====== Records to use
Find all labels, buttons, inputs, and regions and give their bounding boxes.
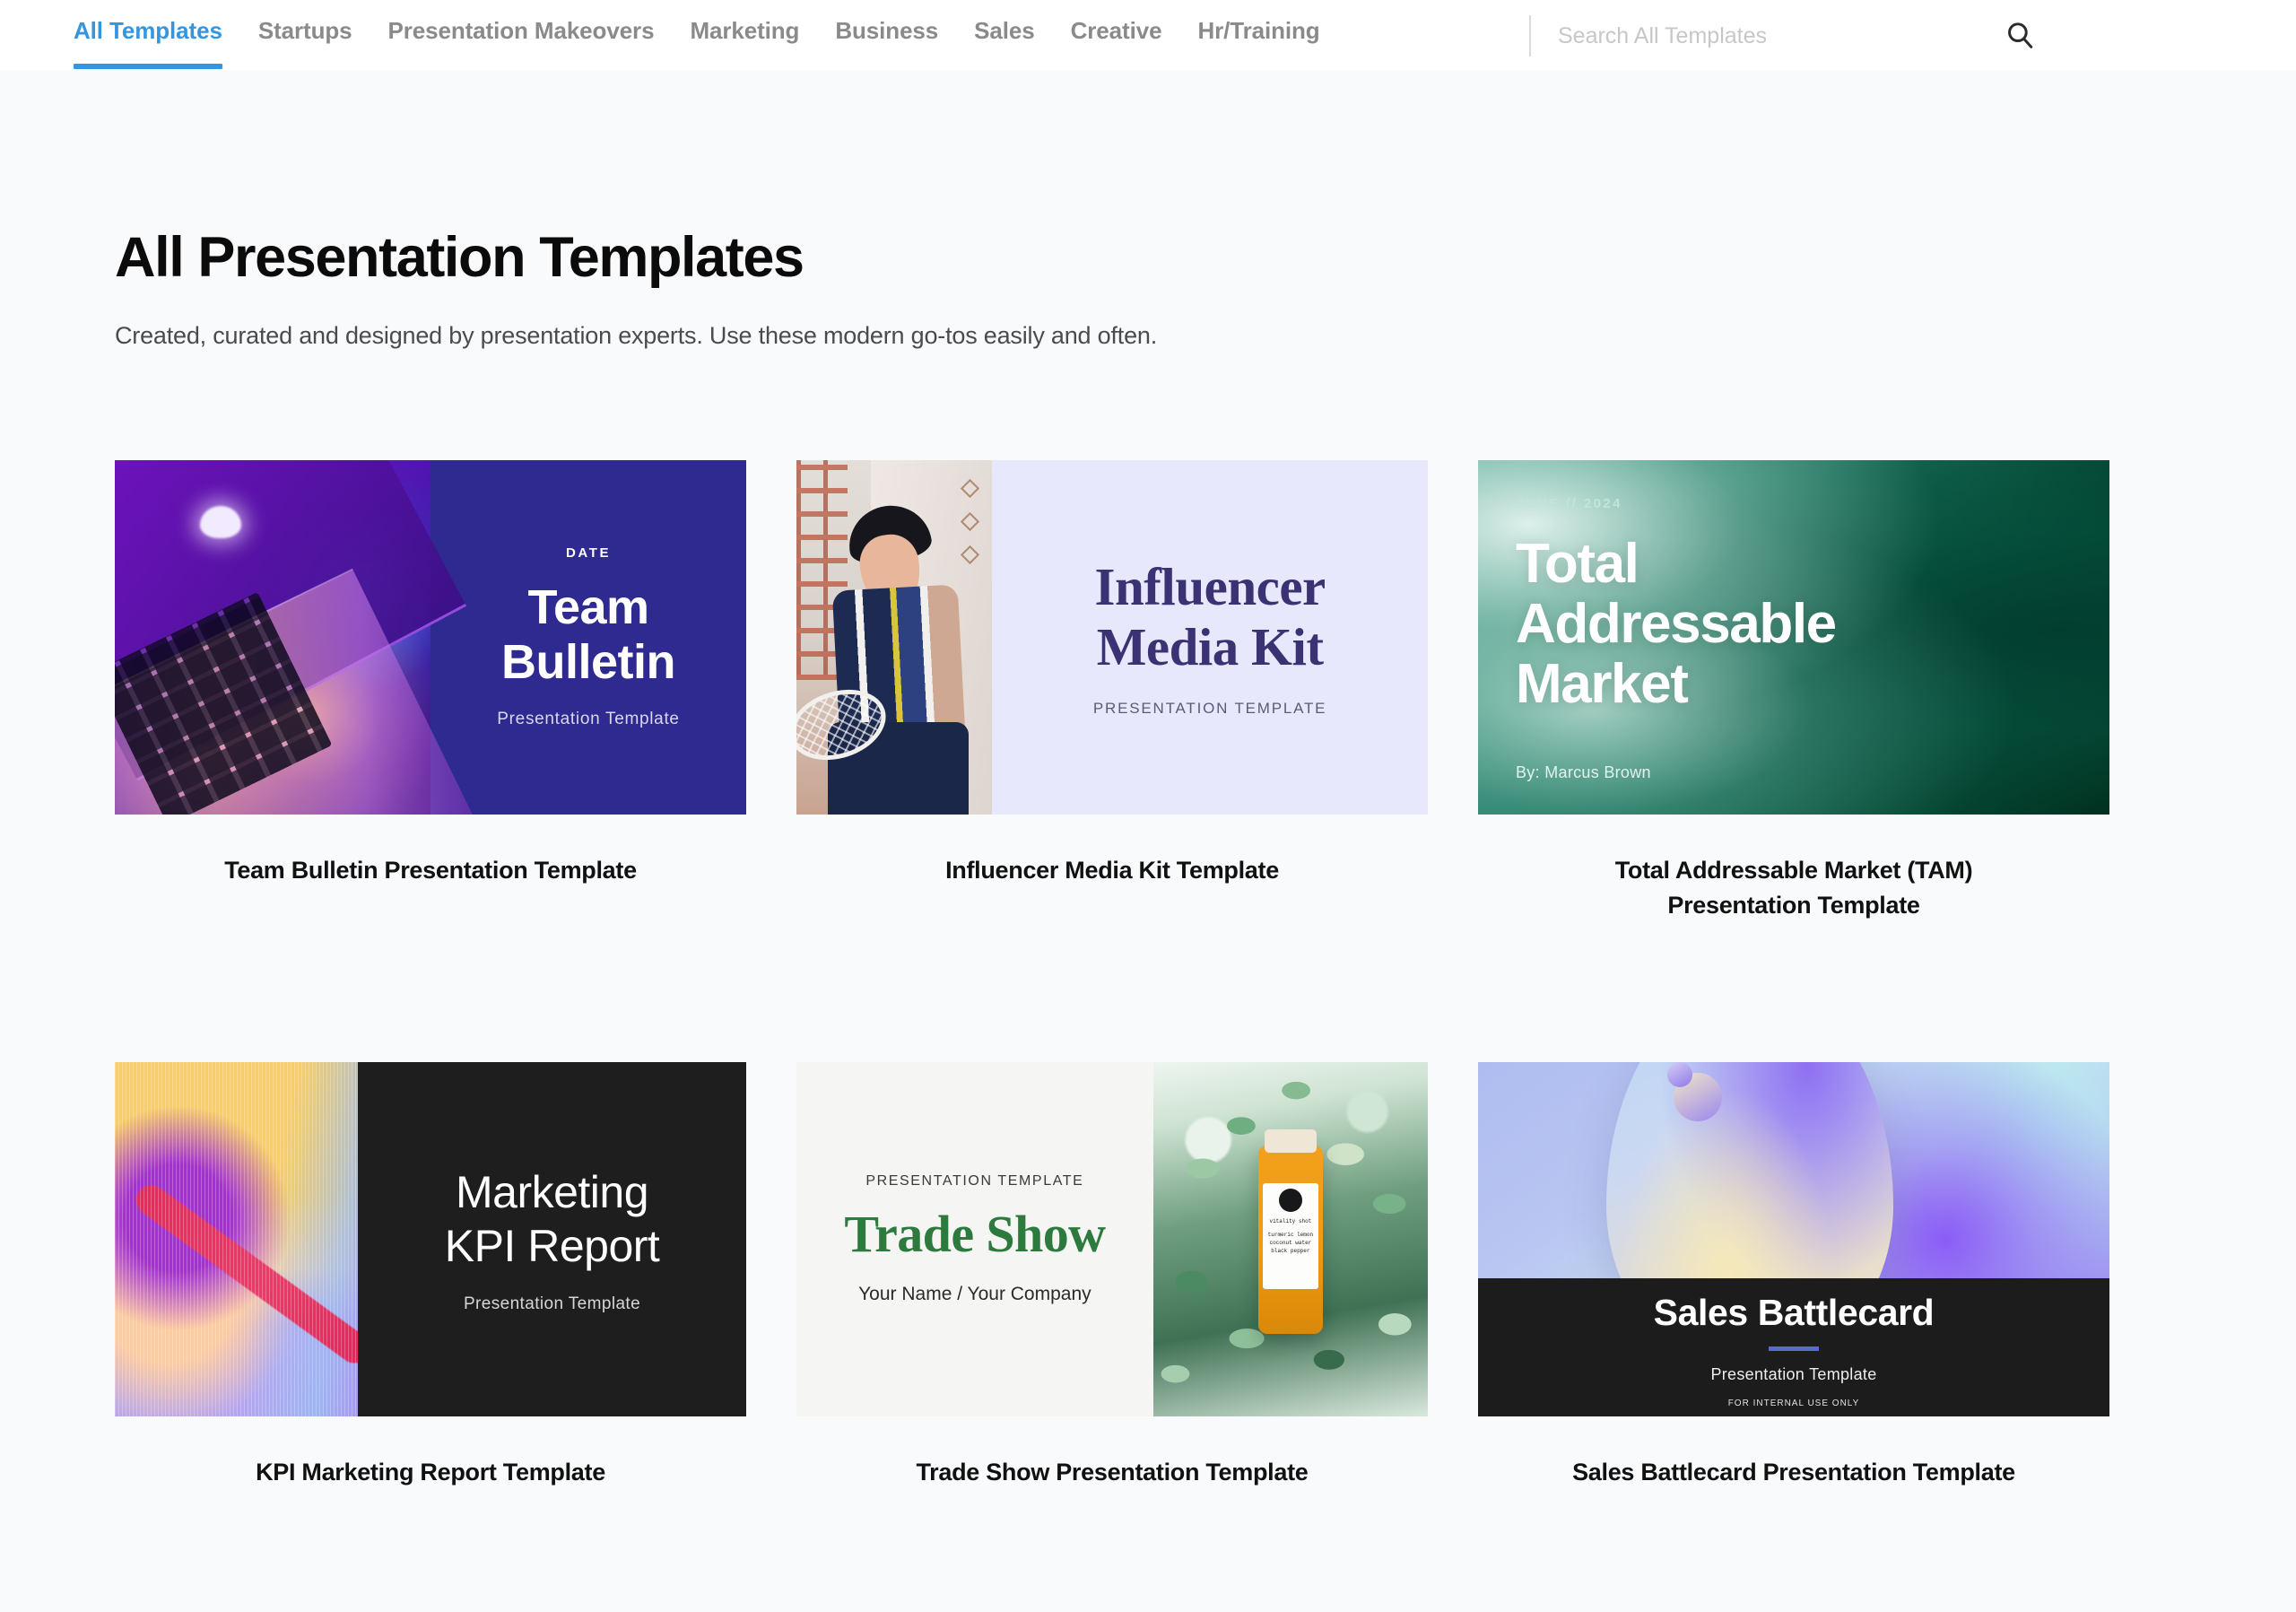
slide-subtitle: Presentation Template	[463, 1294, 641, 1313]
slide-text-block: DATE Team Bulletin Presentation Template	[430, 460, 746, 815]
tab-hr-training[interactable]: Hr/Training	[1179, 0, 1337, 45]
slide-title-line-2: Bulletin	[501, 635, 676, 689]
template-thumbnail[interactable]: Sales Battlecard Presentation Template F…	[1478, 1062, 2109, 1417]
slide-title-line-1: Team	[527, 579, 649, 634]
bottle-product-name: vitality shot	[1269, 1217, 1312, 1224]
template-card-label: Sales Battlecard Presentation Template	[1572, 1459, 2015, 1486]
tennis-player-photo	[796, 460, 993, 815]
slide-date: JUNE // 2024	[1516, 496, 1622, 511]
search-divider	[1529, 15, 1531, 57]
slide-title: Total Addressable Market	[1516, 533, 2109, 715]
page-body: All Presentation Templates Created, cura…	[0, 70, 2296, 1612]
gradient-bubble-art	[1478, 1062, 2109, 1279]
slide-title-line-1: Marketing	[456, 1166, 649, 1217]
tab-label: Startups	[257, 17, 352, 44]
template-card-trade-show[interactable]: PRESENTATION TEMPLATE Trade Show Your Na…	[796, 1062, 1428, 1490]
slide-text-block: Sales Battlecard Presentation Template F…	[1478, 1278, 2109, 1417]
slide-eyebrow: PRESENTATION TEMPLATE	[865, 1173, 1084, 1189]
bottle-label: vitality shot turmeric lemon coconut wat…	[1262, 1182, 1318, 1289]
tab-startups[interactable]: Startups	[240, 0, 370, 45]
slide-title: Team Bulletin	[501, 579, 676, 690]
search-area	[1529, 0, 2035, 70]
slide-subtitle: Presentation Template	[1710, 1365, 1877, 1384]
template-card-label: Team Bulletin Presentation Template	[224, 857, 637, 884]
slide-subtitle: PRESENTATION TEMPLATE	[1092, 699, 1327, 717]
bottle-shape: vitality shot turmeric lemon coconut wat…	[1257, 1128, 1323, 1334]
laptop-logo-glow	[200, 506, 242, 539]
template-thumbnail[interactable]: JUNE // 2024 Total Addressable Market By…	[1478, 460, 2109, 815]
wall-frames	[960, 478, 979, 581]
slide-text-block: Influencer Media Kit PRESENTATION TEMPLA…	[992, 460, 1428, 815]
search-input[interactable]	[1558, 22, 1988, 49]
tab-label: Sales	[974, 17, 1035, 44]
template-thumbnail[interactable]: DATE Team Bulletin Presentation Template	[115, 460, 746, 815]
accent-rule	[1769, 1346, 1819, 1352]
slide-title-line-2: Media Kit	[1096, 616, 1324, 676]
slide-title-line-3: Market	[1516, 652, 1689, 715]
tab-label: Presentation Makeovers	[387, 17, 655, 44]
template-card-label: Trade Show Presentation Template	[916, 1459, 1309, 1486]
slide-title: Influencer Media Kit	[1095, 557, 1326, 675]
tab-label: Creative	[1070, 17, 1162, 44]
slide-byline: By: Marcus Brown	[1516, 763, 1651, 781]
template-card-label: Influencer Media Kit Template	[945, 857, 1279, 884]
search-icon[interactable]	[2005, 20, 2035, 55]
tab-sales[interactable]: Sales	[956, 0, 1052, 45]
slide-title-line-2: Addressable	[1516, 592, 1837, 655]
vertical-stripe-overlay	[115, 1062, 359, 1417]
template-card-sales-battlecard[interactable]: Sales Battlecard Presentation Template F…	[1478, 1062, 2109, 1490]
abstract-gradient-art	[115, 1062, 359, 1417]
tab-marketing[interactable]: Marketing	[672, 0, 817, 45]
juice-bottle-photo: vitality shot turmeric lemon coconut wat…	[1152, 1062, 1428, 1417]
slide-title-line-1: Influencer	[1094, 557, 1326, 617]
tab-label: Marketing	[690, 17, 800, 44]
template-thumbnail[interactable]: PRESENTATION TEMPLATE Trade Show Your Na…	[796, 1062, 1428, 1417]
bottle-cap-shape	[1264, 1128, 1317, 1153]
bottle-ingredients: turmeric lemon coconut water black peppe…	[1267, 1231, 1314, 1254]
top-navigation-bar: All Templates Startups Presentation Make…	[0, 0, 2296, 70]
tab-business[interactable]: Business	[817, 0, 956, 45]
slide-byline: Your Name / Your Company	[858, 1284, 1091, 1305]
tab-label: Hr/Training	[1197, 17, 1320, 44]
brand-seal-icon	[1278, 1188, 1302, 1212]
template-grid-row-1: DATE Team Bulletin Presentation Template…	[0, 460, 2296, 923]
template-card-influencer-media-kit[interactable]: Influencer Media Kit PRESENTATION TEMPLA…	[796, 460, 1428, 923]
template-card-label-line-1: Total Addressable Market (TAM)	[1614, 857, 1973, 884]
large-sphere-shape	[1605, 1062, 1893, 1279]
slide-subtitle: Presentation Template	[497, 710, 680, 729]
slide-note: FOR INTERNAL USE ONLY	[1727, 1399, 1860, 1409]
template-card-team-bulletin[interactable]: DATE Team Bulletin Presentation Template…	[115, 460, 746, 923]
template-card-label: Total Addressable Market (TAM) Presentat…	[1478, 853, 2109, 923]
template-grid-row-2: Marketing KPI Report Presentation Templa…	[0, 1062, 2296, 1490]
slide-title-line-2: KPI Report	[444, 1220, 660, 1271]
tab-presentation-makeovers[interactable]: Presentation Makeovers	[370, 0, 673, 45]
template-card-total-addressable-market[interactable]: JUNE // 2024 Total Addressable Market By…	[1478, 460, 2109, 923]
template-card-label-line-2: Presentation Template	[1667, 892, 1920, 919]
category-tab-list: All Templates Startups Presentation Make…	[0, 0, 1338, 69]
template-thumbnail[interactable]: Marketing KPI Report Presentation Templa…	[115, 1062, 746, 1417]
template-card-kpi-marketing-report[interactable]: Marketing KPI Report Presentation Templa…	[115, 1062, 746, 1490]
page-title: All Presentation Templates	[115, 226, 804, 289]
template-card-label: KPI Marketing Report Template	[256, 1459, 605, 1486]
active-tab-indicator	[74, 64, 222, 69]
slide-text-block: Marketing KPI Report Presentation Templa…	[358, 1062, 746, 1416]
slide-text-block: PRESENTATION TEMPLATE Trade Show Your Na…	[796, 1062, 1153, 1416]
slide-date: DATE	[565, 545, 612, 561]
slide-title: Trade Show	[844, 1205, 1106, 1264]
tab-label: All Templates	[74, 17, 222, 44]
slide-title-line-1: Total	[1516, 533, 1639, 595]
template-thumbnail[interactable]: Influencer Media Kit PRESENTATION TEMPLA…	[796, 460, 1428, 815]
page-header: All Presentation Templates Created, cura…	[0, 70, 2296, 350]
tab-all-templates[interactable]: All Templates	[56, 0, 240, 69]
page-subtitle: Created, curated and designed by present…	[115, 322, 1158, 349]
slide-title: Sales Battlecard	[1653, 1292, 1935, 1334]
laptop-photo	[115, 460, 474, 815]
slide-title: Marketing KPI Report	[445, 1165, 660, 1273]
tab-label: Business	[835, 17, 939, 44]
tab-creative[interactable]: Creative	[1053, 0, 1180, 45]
============
====== Records to use
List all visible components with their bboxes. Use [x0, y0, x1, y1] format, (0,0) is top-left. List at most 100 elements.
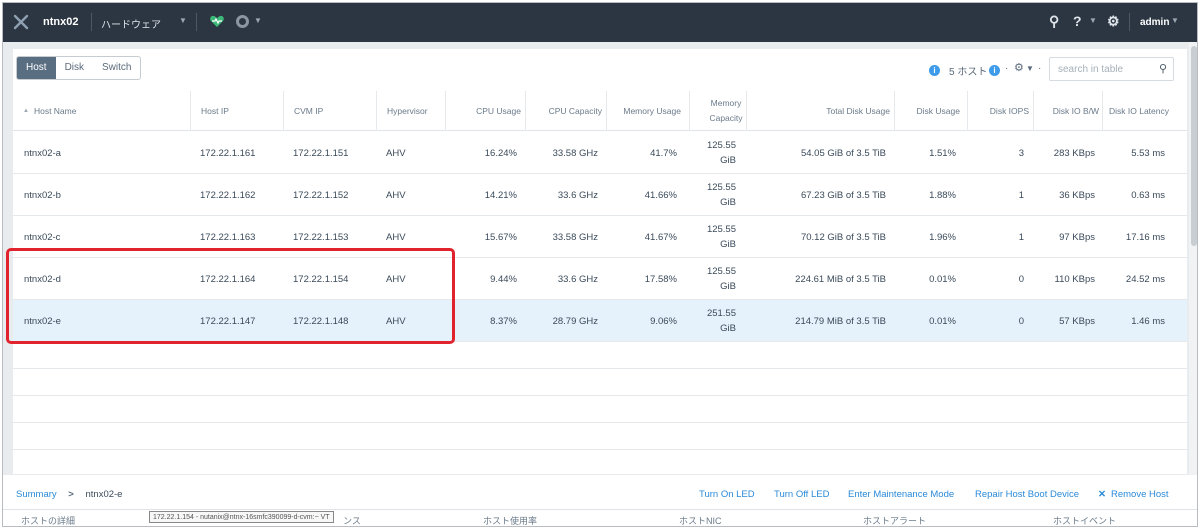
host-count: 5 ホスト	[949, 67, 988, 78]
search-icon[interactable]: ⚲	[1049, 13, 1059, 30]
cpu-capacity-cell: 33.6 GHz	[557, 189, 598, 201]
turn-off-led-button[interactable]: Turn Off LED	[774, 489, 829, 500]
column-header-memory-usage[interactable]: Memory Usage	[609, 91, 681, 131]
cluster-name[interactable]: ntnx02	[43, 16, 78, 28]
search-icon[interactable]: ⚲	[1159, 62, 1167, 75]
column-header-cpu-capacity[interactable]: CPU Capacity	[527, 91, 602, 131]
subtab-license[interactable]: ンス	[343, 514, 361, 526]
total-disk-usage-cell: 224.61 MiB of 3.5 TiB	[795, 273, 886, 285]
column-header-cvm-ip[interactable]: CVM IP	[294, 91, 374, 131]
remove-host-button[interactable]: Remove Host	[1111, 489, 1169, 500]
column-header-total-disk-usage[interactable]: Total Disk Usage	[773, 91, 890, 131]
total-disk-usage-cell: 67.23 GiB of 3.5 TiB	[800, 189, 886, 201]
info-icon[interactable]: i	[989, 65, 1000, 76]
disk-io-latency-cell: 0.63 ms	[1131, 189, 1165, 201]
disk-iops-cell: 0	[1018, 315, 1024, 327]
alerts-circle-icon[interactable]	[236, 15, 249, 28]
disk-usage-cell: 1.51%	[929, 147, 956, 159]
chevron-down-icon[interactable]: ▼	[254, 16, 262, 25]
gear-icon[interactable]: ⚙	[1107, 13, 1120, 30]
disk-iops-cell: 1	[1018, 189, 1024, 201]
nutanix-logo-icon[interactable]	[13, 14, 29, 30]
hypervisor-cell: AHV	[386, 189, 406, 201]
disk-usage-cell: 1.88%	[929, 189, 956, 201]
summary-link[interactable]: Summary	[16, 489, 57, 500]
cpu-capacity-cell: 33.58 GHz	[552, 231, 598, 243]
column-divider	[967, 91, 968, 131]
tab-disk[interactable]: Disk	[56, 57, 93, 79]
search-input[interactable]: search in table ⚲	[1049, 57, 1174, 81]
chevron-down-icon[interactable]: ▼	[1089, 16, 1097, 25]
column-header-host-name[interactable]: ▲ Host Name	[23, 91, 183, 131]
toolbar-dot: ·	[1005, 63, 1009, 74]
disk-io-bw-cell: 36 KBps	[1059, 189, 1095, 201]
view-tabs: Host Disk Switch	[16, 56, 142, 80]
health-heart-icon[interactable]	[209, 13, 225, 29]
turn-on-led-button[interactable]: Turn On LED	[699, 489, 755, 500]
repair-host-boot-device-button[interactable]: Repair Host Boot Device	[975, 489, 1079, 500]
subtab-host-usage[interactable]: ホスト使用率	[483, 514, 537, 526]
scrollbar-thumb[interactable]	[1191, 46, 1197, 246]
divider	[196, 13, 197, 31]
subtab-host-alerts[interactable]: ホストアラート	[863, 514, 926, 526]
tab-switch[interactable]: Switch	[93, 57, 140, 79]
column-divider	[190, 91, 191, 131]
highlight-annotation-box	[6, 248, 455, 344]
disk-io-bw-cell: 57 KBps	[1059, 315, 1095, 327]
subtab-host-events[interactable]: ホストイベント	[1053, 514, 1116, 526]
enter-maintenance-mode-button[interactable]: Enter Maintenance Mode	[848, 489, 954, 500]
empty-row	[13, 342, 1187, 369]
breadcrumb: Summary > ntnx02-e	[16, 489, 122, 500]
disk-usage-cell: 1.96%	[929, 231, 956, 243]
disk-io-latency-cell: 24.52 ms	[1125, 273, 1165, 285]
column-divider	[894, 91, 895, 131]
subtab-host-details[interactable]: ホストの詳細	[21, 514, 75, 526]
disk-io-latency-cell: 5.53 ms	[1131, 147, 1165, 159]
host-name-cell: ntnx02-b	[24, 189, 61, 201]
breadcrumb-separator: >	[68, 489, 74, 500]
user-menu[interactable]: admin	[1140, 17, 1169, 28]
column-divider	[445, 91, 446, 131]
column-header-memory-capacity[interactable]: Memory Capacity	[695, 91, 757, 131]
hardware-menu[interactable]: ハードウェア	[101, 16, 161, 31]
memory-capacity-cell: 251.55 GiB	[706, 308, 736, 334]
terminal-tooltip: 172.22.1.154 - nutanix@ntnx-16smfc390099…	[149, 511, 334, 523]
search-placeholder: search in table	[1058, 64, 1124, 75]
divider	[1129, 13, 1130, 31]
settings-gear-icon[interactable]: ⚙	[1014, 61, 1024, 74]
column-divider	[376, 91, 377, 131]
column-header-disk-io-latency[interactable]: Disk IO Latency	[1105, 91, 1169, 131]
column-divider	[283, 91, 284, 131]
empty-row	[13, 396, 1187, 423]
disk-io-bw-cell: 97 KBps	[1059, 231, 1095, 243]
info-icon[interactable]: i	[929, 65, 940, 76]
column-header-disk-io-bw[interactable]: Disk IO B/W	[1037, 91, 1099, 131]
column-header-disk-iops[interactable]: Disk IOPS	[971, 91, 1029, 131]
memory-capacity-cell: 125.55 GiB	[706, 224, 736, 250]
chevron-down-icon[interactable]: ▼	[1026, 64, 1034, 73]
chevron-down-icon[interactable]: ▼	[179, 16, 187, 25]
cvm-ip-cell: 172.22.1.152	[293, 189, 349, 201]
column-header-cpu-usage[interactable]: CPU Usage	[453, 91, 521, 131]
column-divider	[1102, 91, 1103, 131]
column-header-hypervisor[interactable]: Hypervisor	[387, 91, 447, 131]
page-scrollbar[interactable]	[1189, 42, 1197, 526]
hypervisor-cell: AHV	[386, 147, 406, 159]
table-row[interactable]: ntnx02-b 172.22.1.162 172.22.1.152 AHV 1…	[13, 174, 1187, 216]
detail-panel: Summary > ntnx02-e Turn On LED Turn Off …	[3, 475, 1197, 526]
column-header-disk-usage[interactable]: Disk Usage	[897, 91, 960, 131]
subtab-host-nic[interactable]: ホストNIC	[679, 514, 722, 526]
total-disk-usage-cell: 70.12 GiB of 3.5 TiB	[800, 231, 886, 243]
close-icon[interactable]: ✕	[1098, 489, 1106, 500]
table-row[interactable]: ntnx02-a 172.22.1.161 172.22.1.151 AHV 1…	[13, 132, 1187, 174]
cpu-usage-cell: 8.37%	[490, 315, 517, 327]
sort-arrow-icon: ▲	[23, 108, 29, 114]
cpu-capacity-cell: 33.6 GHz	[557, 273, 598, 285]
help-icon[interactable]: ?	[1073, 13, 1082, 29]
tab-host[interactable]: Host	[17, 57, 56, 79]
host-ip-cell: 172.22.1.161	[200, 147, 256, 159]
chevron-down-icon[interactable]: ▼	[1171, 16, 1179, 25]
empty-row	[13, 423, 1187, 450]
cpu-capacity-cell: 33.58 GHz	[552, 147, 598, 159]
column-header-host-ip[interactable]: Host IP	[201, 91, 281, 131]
============
====== Records to use
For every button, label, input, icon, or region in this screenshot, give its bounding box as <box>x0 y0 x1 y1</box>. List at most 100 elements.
============
### What to do:
Rewrite the records from the line containing "Find all labels, buttons, inputs, and" up to and including the line containing "1217, 1312, 1224]", replacing "Bulletin" with "Newsletter" and leaving everything else unchanged. Omit the pictures from your answer.

### Full solution:
Find all labels, buttons, inputs, and regions and give their bounding boxes.
slide-subtitle: Presentation Template	[463, 1294, 641, 1313]
slide-text-block: DATE Team Newsletter Presentation Template	[430, 460, 746, 815]
tab-hr-training[interactable]: Hr/Training	[1179, 0, 1337, 45]
slide-title-line-2: Newsletter	[501, 635, 676, 689]
template-thumbnail[interactable]: Sales Battlecard Presentation Template F…	[1478, 1062, 2109, 1417]
slide-title-line-1: Team	[527, 579, 649, 634]
bottle-product-name: vitality shot	[1269, 1217, 1312, 1224]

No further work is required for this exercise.